TASK DESCRIPTION –
Reproduce every entry below precisely; do not include the pictures.

▽

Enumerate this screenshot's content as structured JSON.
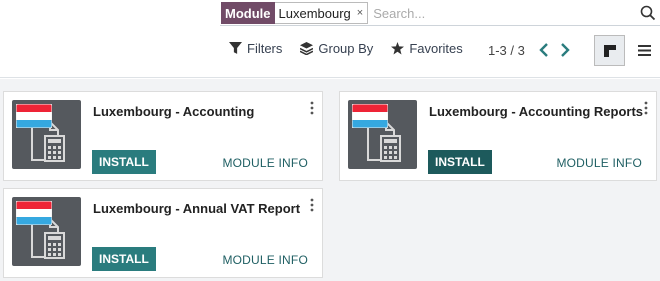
{
  "search": {
    "facet_category": "Module",
    "facet_value": "Luxembourg",
    "facet_remove": "×",
    "placeholder": "Search..."
  },
  "toolbar": {
    "filters_label": "Filters",
    "group_by_label": "Group By",
    "favorites_label": "Favorites"
  },
  "pager": {
    "value": "1-3 / 3"
  },
  "colors": {
    "brand": "#714b67",
    "install_button": "#2a7c7e",
    "install_button_hover": "#1d5a5c",
    "link": "#1f5f63",
    "background": "#f2f3f5"
  },
  "modules": [
    {
      "title": "Luxembourg - Accounting",
      "install_label": "INSTALL",
      "info_label": "MODULE INFO",
      "icon": "luxembourg-flag-calculator-icon"
    },
    {
      "title": "Luxembourg - Accounting Reports",
      "install_label": "INSTALL",
      "info_label": "MODULE INFO",
      "icon": "luxembourg-flag-calculator-icon"
    },
    {
      "title": "Luxembourg - Annual VAT Report",
      "install_label": "INSTALL",
      "info_label": "MODULE INFO",
      "icon": "luxembourg-flag-calculator-icon"
    }
  ]
}
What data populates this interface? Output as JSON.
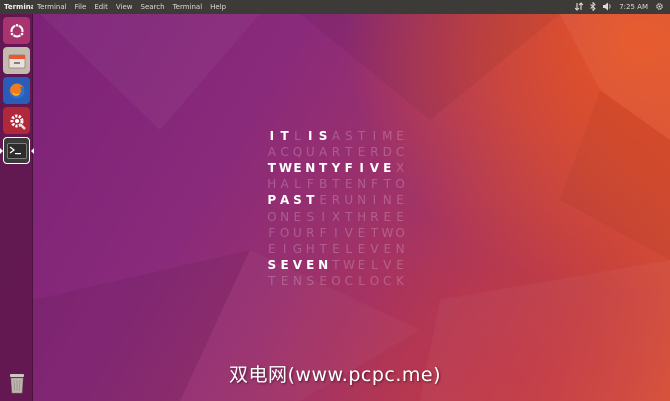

△

ANSWER TO THIS TASK –
Enumerate this screenshot's content as structured JSON.
{
  "search": {
    "facet_category": "Module",
    "facet_value": "Luxembourg",
    "facet_remove": "×",
    "placeholder": "Search..."
  },
  "toolbar": {
    "filters_label": "Filters",
    "group_by_label": "Group By",
    "favorites_label": "Favorites"
  },
  "pager": {
    "value": "1-3 / 3"
  },
  "colors": {
    "brand": "#714b67",
    "install_button": "#2a7c7e",
    "install_button_hover": "#1d5a5c",
    "link": "#1f5f63",
    "background": "#f2f3f5"
  },
  "modules": [
    {
      "title": "Luxembourg - Accounting",
      "install_label": "INSTALL",
      "info_label": "MODULE INFO",
      "icon": "luxembourg-flag-calculator-icon"
    },
    {
      "title": "Luxembourg - Accounting Reports",
      "install_label": "INSTALL",
      "info_label": "MODULE INFO",
      "icon": "luxembourg-flag-calculator-icon"
    },
    {
      "title": "Luxembourg - Annual VAT Report",
      "install_label": "INSTALL",
      "info_label": "MODULE INFO",
      "icon": "luxembourg-flag-calculator-icon"
    }
  ]
}
What data populates this interface? Output as JSON.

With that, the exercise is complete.